# Testo fornito:
_____
2. – il motivo di ricorso, – che pur prospetta profili di inammissibilità, – e’, nel suo complesso, destituito di fondamento;

3. – la sentenza, che si assume costituire giudicato vincolante (anche) nel giudizio in trattazione, ha annullato l’avviso di accertamento emesso per l’anno 2008 rilevando il difetto di motivazione dell’atto impugnato, l’inedificabilità delle aree oggetto di tassazione, – sul rilievo che detta qualità, che integra il presupposto impositivo e determina la stessa identificazione della base imponibile, presuppone l’adozione di piani attuati del PRG e, così, implica la possibilità attuale, e non meramente potenziale, di edificare, – e l’inapplicabilità retroattiva della Delib. comunale di determinazione, per zone omogenee, del valore venale in comune commercio delle aree edificabili;

3.1 – con riferimento all’efficacia ultrattiva del giudicato, la Corte ha rilevato che “Qualora due giudizi tra le stesse parti abbiano riferimento al medesimo rapporto giuridico, ed uno di essi sia stato definito con sentenza passata in giudicato, l’accertamento così compiuto in ordine alla situazione giuridica ovvero alla soluzione di questioni di fatto e di diritto relative ad un punto fondamentale comune ad entrambe la cause, formando la premessa logica indispensabile della statuizione contenuta nel dispositivo della sentenza, preclude il riesame dello stesso punto di diritto accertato e risolto, anche se il successivo giudizio abbia finalità diverse da quelle che hanno costituito lo scopo ed il “petitum” del primo.”; nonché che detta efficacia, riguardante anche i rapporti di durata, “non trova ostacolo, in materia tributaria, nel principio dell’autonomia dei periodi d’imposta, in quanto l’indifferenza della fattispecie costitutiva dell’obbligazione relativa ad un determinato periodo rispetto ai fatti che si siano verificati al di fuori dello stesso, oltre a riguardare soltanto le imposte sui redditi ed a trovare significative deroghe sul piano normativo, si giustifica soltanto in relazione ai fatti non aventi caratteristica di durata e comunque variabili da periodo a periodo (ad esempio, la capacità contributiva, le spese deducibili), e non anche rispetto agli elementi costitutivi della fattispecie che, estendendosi ad una pluralità di periodi d’imposta (ad esempio, le qualificazioni giuridiche preliminari all’applicazione di una specifica disciplina tributaria), assumono carattere tendenzialmente permanente.” (così Cass. Sez. U., 16 giugno 2006, n. 13916 cui adde, ex plurimis, Cass., 16 maggio 2019, n. 13152; Cass., 3 gennaio 2019, n. 37; Cass., 1 luglio 2015, n. 13498; Cass., 30 ottobre 2013, n. 24433; Cass., 29 luglio 2011, n. 16675; Cass., 22 aprile 2009, n. 9512; v. altresì, in tema di ICI, Cass., 19 gennaio 2018, n. 1300; Cass., 16 settembre 2011, n. 18923; Cass., 29 luglio 2011, n. 16675);

3.2 – orbene, – e dovendosi evidentemente escludere ogni efficacia ultrattiva all’accertamento che ha riguardato il contenuto motivazionale dell’avviso di accertamento emesso per l’anno 2008, non anche quello (ora) tra le parti in contestazione, – occorre rimarcare che non può ascriversi “a quei fatti che appaiano elementi costitutivi della fattispecie a carattere tendenzialmente permanente” né la qualità edificabile di un terreno, – che, assente in un periodo di imposta, ben può diversamente emergere in diversa annualità, – né, come questa Corte ha già avuto modo di rilevare, il valore venale in comune commercio delle aree edificabili (D.Lgs. n. 504 del 1992, art. 5, comma 5), quale elemento variabile con riferimento ai diversi periodi di imposta, (v. Cass., 30 dicembre 2019, n. 34594; Cass., 19 gennaio 2018, n. 1300; Cass., 16 settembre 2011, n. 18923; v., altresì, in motivazione, Cass. Sez. U., 28 settembre 2006, n. 25506);

4. – le residue censure risultano, poi, inammissibili nella misura in cui si risolvono in una mera contrapposizione di tesi difensive alle conclusioni cui la gravata sentenza è pervenuta, senza, così, esplicitare specifiche critiche in ordine agli accertamenti posti a fondamento di quelle conclusioni né vizi del ragionamento probatorio incentrati sull’omesso esame di fatti decisivi per il giudizio;

5. – le spese del giudizio di legittimità, liquidate come da dispositivo, seguono la soccombenza di parte ricorrente nei cui confronti sussistono, altresì, i presupposti processuali per il versamento di un ulteriore importo a titolo di contributo unificato, pari a quello previsto per il ricorso principale, se dovuto (D.P.R. n. 115 del 2002, art. 13, comma 1 quater).
_____
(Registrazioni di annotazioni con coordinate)
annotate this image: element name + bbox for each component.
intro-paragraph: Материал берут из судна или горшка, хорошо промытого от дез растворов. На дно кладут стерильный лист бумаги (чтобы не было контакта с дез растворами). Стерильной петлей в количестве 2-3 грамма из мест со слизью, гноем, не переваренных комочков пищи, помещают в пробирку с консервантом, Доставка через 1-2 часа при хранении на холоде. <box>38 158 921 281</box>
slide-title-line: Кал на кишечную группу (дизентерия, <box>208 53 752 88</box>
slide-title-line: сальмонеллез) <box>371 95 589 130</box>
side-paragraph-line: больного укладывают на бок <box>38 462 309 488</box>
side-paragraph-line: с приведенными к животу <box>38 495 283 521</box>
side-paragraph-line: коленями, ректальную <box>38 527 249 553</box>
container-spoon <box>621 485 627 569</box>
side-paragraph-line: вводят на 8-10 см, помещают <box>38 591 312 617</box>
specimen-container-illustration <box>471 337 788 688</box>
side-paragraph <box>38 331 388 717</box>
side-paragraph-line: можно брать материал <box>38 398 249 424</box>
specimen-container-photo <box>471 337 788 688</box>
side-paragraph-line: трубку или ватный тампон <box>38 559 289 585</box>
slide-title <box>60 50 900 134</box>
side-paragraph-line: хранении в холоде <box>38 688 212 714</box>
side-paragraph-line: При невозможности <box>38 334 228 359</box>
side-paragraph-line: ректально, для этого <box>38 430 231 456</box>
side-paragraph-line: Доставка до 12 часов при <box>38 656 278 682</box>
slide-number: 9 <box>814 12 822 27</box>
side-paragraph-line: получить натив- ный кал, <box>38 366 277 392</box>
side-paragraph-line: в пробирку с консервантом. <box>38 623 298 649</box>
_____
# Consegna scritta 1:
Quali pronunce della Cassazione sono citate nel punto che inizia con "3.2 – orbene" del testo sul giudicato in materia di ICI?
# Consegna scritta 2:
Continua il testo sul giudicato in materia di ICI partendo dal suo ultimo periodo.

# Risultato dell'esercizio 1:
- Cass., 30 dicembre 2019, n. 34594
- Cass., 19 gennaio 2018, n. 1300
- Cass., 16 settembre 2011, n. 18923
- Cass. Sez. U., 28 settembre 2006, n. 25506

# Risultato dell'esercizio 2:
PQM

La Corte, rigetta il ricorso; condanna la ricorrente al pagamento, in favore del controricorrente, delle spese del giudizio di legittimità liquidate in Euro 1.800,00 per compensi professionali ed Euro 200,00 per esborsi, oltre rimborso forfettario delle spese generali nella misura del 15% ed altri accessori di legge; ai sensi del D.P.R. n. 115 del 2002, art. 13, comma 1 quater, inserito dalla L. n. 228 del 2012, art. 1, comma 17 dà atto della sussistenza dei presupposti processuali per il versamento, da parte della ricorrente, di un ulteriore importo a titolo di contributo unificato pari a quello previsto per il ricorso principale, a norma dello stesso art. 13, comma 1-bis, se dovuto.

Così deciso in Roma, nella camera di consiglio tenuta da remoto, il 26 aprile 2021.